--- START DATA TO USE ---

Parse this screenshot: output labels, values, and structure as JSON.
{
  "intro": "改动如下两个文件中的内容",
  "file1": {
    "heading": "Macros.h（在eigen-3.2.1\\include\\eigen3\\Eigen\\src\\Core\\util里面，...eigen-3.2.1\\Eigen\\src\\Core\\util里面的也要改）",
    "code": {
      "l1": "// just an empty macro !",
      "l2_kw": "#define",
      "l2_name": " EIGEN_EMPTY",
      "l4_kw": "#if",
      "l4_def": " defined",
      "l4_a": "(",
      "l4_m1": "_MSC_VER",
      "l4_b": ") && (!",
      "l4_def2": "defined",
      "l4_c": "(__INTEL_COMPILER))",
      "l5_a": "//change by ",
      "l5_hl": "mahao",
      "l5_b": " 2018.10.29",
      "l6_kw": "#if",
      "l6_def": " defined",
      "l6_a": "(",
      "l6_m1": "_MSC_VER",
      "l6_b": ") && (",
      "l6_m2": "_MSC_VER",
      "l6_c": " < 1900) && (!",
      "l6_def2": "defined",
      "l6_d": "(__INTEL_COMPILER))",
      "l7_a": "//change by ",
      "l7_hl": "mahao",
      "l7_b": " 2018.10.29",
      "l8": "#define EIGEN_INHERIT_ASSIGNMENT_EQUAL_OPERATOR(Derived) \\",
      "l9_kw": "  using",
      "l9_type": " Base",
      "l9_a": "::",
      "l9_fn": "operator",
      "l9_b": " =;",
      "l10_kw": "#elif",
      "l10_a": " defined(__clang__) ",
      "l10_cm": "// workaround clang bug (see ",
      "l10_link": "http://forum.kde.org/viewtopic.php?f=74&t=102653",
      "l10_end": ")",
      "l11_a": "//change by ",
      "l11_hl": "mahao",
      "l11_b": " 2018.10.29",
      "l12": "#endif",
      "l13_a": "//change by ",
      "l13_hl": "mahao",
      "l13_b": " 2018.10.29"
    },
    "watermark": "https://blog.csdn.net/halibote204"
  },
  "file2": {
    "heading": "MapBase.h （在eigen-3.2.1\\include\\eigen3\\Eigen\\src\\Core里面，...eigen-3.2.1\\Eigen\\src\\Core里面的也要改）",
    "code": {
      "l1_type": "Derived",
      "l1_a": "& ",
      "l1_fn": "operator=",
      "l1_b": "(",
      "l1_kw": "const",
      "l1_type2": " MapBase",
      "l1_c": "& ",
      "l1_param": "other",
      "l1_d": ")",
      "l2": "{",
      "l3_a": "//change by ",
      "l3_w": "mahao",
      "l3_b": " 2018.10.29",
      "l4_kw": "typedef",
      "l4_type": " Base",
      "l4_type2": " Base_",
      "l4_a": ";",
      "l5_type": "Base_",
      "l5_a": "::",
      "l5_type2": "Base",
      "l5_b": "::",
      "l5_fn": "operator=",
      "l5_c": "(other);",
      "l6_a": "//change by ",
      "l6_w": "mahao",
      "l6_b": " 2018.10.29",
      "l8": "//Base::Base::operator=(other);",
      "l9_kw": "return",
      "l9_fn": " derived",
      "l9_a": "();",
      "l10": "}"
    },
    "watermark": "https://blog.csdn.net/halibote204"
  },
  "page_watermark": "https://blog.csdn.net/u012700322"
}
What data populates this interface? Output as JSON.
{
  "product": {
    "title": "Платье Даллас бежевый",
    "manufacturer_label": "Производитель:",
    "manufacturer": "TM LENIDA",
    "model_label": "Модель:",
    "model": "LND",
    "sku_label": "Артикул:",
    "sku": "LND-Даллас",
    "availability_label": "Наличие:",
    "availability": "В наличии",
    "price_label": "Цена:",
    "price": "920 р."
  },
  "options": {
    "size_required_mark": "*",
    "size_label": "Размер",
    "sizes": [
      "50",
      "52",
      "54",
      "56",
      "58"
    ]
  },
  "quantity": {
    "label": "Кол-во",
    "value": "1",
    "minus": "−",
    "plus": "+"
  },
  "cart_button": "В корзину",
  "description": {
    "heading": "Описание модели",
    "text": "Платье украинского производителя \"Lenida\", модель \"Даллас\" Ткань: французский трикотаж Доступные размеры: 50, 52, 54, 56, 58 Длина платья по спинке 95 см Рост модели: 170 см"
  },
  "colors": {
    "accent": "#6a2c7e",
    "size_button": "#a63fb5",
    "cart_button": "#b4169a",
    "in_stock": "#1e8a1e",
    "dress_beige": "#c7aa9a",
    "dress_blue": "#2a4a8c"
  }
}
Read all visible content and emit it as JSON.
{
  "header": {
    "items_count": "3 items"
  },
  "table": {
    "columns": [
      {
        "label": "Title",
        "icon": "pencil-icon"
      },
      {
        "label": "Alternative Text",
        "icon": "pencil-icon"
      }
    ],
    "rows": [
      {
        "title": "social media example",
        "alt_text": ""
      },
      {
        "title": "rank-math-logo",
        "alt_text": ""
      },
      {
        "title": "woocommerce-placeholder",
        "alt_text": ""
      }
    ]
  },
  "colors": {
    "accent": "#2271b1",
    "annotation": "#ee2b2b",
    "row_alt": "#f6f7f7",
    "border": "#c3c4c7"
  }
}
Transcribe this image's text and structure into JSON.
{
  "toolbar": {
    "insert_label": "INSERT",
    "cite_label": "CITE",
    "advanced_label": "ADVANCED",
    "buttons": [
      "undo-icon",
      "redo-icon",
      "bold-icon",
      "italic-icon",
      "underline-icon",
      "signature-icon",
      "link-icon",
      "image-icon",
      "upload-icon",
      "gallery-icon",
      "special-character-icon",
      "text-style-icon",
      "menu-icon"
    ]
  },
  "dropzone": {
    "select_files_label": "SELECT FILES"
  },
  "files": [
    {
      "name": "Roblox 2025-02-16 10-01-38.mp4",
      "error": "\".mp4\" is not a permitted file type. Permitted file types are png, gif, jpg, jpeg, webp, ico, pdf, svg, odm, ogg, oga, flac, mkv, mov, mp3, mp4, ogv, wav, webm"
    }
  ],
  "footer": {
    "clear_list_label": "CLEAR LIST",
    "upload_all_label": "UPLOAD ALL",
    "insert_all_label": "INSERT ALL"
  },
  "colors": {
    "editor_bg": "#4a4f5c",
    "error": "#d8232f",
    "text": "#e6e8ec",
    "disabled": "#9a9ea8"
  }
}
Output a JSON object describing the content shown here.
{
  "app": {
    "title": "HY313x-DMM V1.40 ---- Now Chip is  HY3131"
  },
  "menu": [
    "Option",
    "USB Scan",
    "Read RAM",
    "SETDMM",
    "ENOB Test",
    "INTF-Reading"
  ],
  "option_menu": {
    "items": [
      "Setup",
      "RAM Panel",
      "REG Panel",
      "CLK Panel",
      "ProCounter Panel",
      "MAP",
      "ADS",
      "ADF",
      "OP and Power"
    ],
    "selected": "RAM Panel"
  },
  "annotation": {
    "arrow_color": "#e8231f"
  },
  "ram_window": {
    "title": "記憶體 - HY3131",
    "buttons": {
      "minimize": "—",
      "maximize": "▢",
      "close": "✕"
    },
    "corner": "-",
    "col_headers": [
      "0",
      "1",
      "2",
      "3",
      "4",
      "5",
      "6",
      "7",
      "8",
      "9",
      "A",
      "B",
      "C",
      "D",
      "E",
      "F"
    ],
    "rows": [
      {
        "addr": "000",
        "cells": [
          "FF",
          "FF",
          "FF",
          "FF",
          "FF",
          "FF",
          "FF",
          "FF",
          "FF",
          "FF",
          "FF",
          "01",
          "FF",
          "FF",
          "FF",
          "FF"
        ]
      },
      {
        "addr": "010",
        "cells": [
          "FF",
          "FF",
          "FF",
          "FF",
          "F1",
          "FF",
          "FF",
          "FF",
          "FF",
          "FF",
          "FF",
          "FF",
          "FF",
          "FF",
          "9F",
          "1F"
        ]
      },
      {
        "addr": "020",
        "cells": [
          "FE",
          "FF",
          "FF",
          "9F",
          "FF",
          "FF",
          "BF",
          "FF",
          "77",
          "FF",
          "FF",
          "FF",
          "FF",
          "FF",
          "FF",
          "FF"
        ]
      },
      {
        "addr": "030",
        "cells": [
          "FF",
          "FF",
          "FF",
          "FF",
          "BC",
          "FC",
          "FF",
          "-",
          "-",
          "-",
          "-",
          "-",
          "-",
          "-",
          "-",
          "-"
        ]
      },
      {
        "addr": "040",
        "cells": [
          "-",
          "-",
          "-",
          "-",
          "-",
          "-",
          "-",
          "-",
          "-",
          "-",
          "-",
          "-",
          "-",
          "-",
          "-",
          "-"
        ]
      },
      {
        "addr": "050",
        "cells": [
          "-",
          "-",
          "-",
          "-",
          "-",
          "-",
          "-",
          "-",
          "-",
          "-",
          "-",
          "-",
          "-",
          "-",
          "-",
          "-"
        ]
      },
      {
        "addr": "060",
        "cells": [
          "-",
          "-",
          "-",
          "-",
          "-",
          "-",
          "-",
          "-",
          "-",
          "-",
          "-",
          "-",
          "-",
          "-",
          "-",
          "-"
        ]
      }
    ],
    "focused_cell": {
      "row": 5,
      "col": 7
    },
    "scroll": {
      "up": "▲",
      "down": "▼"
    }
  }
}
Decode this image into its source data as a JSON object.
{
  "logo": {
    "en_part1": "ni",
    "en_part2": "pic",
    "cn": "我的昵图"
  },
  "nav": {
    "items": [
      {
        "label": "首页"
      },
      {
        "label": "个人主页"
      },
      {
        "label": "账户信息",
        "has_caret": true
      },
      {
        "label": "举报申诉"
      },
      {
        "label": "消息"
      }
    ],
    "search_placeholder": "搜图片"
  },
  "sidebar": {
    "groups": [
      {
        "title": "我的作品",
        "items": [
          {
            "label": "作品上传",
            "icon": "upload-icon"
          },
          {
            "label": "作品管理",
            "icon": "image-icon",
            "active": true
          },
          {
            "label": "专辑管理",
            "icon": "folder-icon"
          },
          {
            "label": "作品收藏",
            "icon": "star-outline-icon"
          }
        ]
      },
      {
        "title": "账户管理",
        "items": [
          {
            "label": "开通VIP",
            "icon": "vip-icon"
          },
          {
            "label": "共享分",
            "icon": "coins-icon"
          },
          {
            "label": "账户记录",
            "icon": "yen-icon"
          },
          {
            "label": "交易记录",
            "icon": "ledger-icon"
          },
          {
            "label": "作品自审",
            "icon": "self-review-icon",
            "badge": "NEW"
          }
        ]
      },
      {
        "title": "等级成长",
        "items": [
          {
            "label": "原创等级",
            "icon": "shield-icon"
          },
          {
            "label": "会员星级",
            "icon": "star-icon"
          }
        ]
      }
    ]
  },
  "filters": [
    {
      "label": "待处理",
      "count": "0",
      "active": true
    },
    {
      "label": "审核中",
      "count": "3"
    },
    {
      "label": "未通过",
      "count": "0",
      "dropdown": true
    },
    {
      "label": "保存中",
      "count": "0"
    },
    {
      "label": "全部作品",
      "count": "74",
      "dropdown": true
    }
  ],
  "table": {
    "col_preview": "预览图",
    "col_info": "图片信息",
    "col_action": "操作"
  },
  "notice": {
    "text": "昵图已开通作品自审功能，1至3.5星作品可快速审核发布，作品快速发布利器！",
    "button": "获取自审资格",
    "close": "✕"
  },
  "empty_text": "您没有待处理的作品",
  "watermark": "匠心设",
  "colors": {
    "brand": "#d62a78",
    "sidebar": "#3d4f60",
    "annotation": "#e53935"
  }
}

--- END DATA TO USE ---

Identify each line in the records above containing the word "JSON"; copy those lines.

Parse this screenshot: output labels, values, and structure as JSON.
What data populates this interface? Output as JSON.
Read all visible content and emit it as JSON.
Transcribe this image's text and structure into JSON.
Output a JSON object describing the content shown here.
Decode this image into its source data as a JSON object.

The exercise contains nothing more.